__EXERCISE DETAILS__
Write the listing below out again word for word, without a single picture.

__MATERIAL TO PROCESS__

****

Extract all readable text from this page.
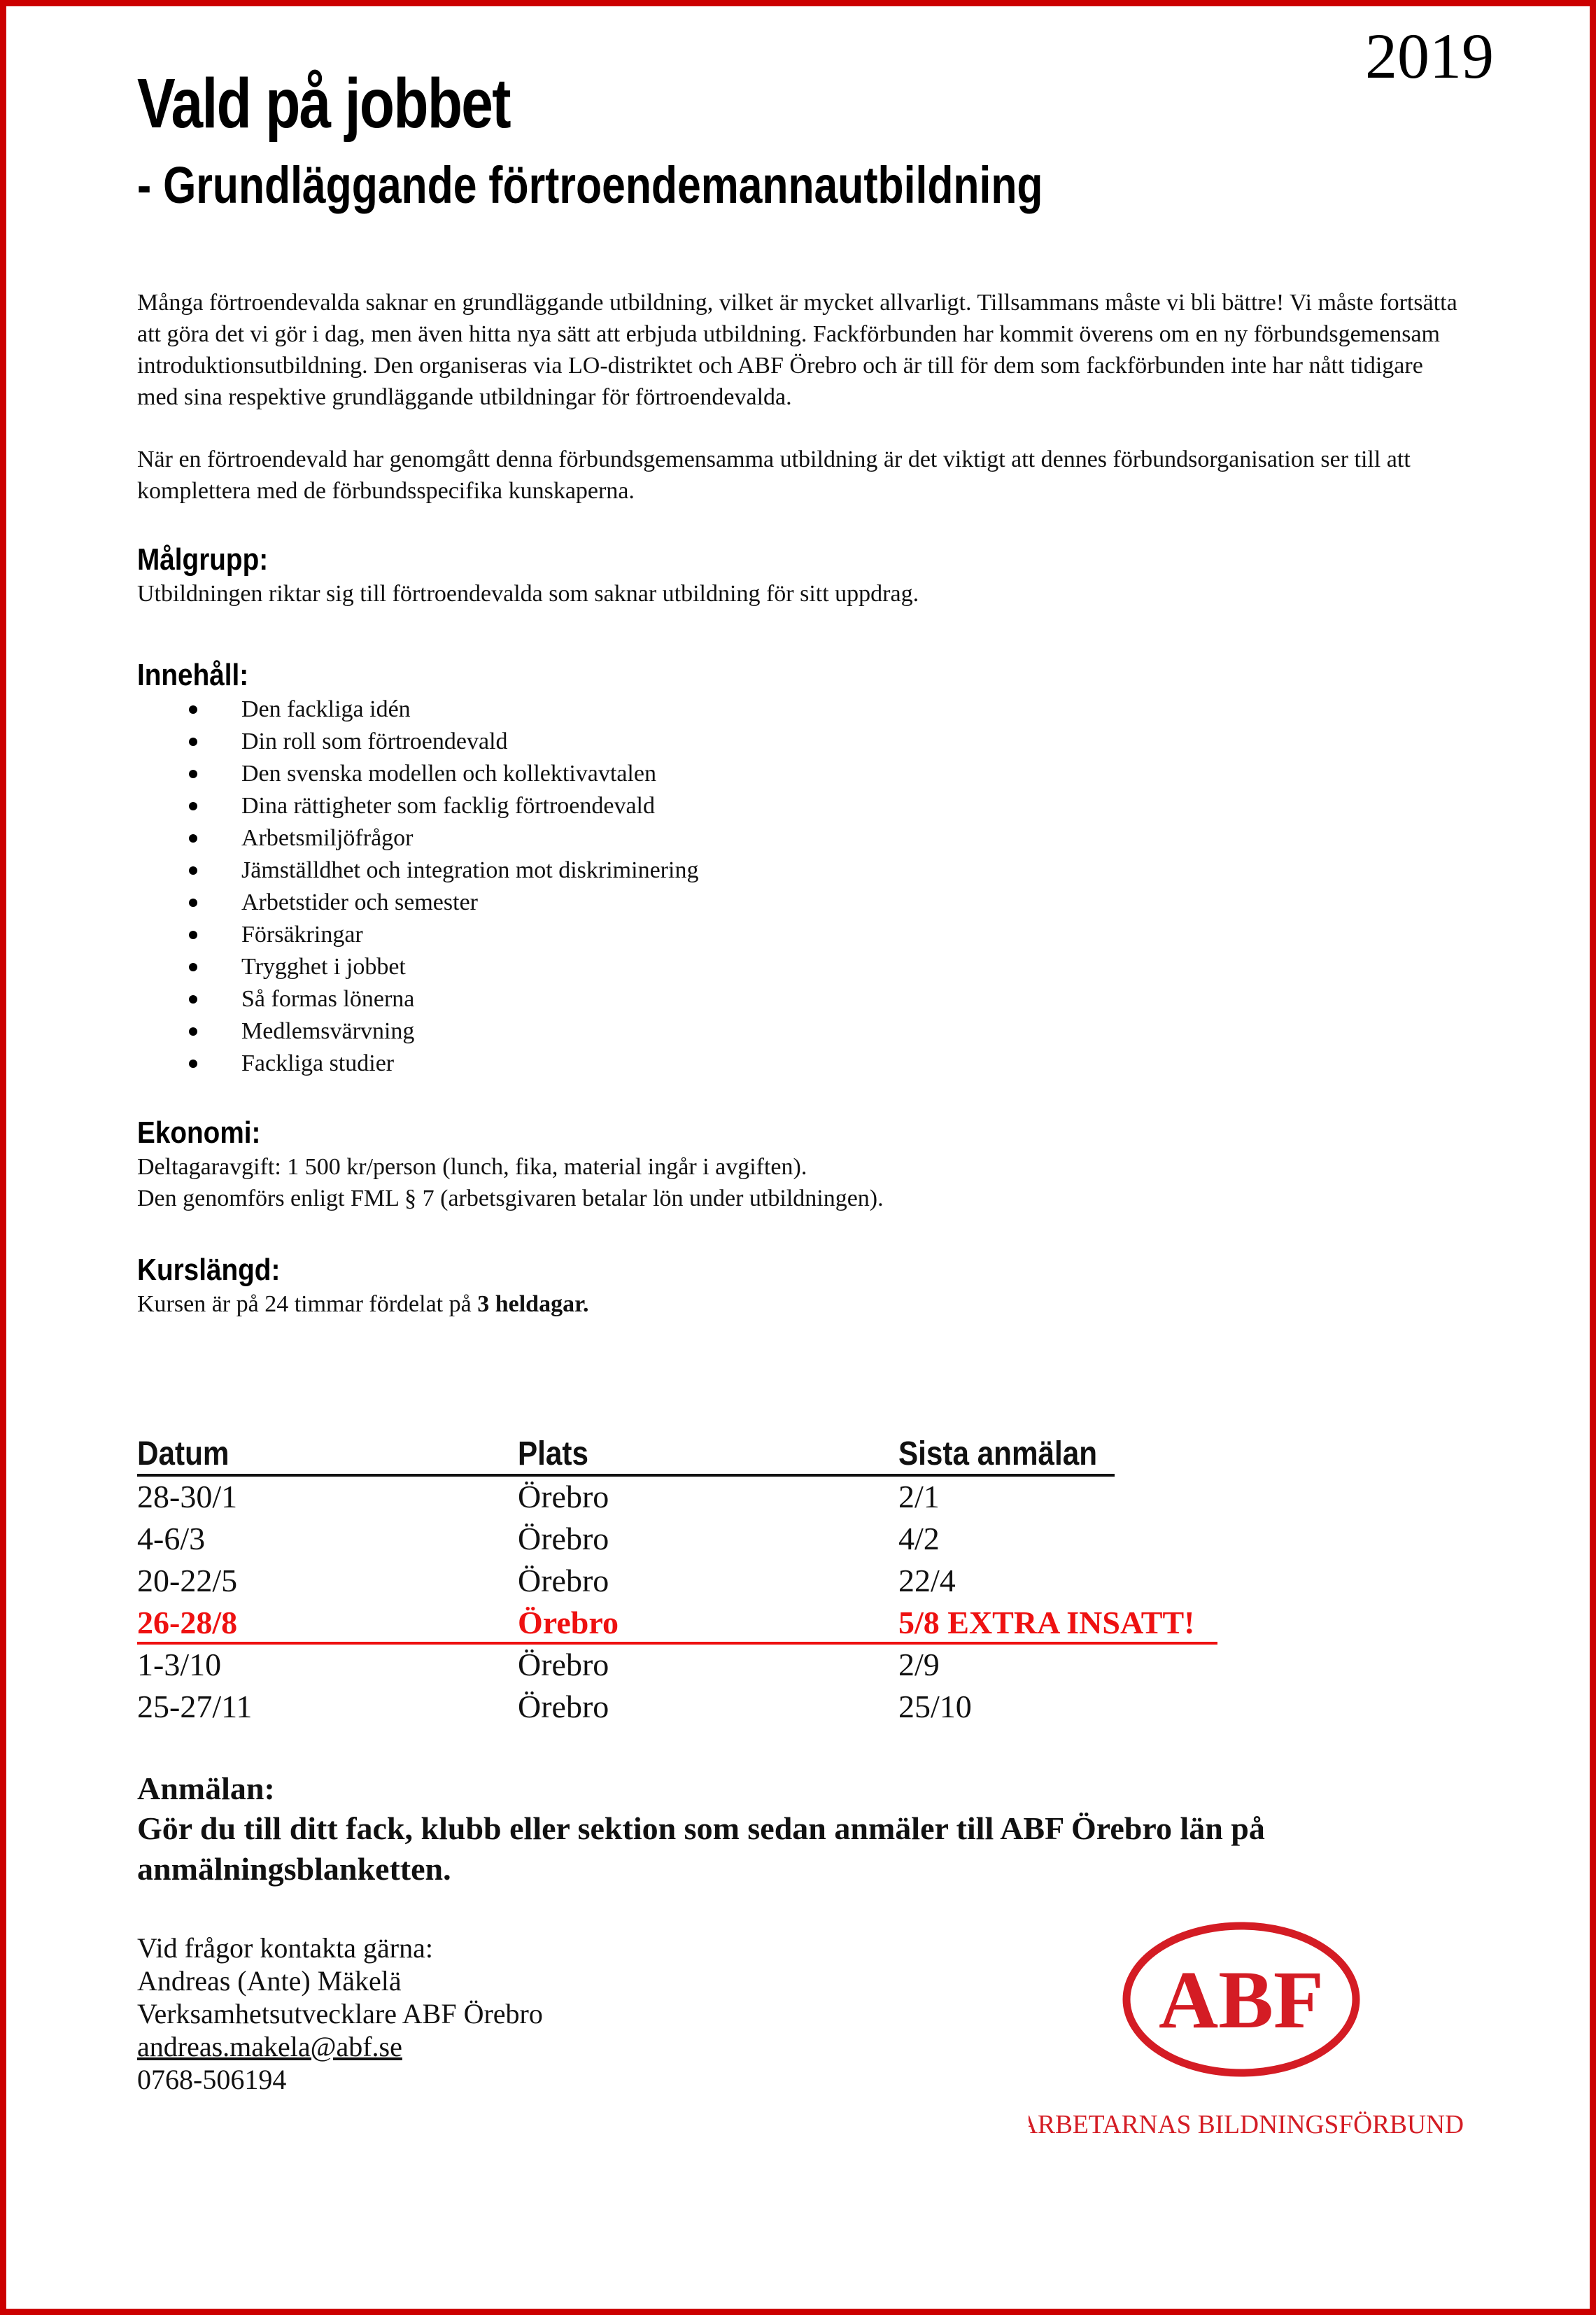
2019
Vald på jobbet
- Grundläggande förtroendemannautbildning

Många förtroendevalda saknar en grundläggande utbildning, vilket är mycket allvarligt. Tillsammans måste vi bli bättre! Vi måste fortsätta att göra det vi gör i dag, men även hitta nya sätt att erbjuda utbildning. Fackförbunden har kommit överens om en ny förbundsgemensam introduktionsutbildning. Den organiseras via LO-distriktet och ABF Örebro och är till för dem som fackförbunden inte har nått tidigare med sina respektive grundläggande utbildningar för förtroendevalda.

När en förtroendevald har genomgått denna förbundsgemensamma utbildning är det viktigt att dennes förbundsorganisation ser till att komplettera med de förbundsspecifika kunskaperna.

Målgrupp:

Utbildningen riktar sig till förtroendevalda som saknar utbildning för sitt uppdrag.

Innehåll:
Den fackliga idén
Din roll som förtroendevald
Den svenska modellen och kollektivavtalen
Dina rättigheter som facklig förtroendevald
Arbetsmiljöfrågor
Jämställdhet och integration mot diskriminering
Arbetstider och semester
Försäkringar
Trygghet i jobbet
Så formas lönerna
Medlemsvärvning
Fackliga studier
Ekonomi:

Deltagaravgift: 1 500 kr/person (lunch, fika, material ingår i avgiften).

Den genomförs enligt FML § 7 (arbetsgivaren betalar lön under utbildningen).

Kurslängd:

Kursen är på 24 timmar fördelat på 3 heldagar.

Datum	Plats	Sista anmälan
28-30/1	Örebro	2/1
4-6/3	Örebro	4/2
20-22/5	Örebro	22/4
26-28/8	Örebro	5/8 EXTRA INSATT!
1-3/10	Örebro	2/9
25-27/11	Örebro	25/10

Anmälan:

Gör du till ditt fack, klubb eller sektion som sedan anmäler till ABF Örebro län på anmälningsblanketten.

Vid frågor kontakta gärna:
Andreas (Ante) Mäkelä
Verksamhetsutvecklare ABF Örebro
andreas.makela@abf.se
0768-506194
ABF
ARBETARNAS BILDNINGSFÖRBUND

****

__EXERCISE ANSWER__
Extract all readable text from this page.
2019
Vald på jobbet
- Grundläggande förtroendemannautbildning

Många förtroendevalda saknar en grundläggande utbildning, vilket är mycket allvarligt. Tillsammans måste vi bli bättre! Vi måste fortsätta att göra det vi gör i dag, men även hitta nya sätt att erbjuda utbildning. Fackförbunden har kommit överens om en ny förbundsgemensam introduktionsutbildning. Den organiseras via LO-distriktet och ABF Örebro och är till för dem som fackförbunden inte har nått tidigare med sina respektive grundläggande utbildningar för förtroendevalda.

När en förtroendevald har genomgått denna förbundsgemensamma utbildning är det viktigt att dennes förbundsorganisation ser till att komplettera med de förbundsspecifika kunskaperna.

Målgrupp:

Utbildningen riktar sig till förtroendevalda som saknar utbildning för sitt uppdrag.

Innehåll:
Den fackliga idén
Din roll som förtroendevald
Den svenska modellen och kollektivavtalen
Dina rättigheter som facklig förtroendevald
Arbetsmiljöfrågor
Jämställdhet och integration mot diskriminering
Arbetstider och semester
Försäkringar
Trygghet i jobbet
Så formas lönerna
Medlemsvärvning
Fackliga studier
Ekonomi:

Deltagaravgift: 1 500 kr/person (lunch, fika, material ingår i avgiften).

Den genomförs enligt FML § 7 (arbetsgivaren betalar lön under utbildningen).

Kurslängd:

Kursen är på 24 timmar fördelat på 3 heldagar.

Datum	Plats	Sista anmälan
28-30/1	Örebro	2/1
4-6/3	Örebro	4/2
20-22/5	Örebro	22/4
26-28/8	Örebro	5/8 EXTRA INSATT!
1-3/10	Örebro	2/9
25-27/11	Örebro	25/10

Anmälan:

Gör du till ditt fack, klubb eller sektion som sedan anmäler till ABF Örebro län på anmälningsblanketten.

Vid frågor kontakta gärna:
Andreas (Ante) Mäkelä
Verksamhetsutvecklare ABF Örebro
andreas.makela@abf.se
0768-506194
ABF
ARBETARNAS BILDNINGSFÖRBUND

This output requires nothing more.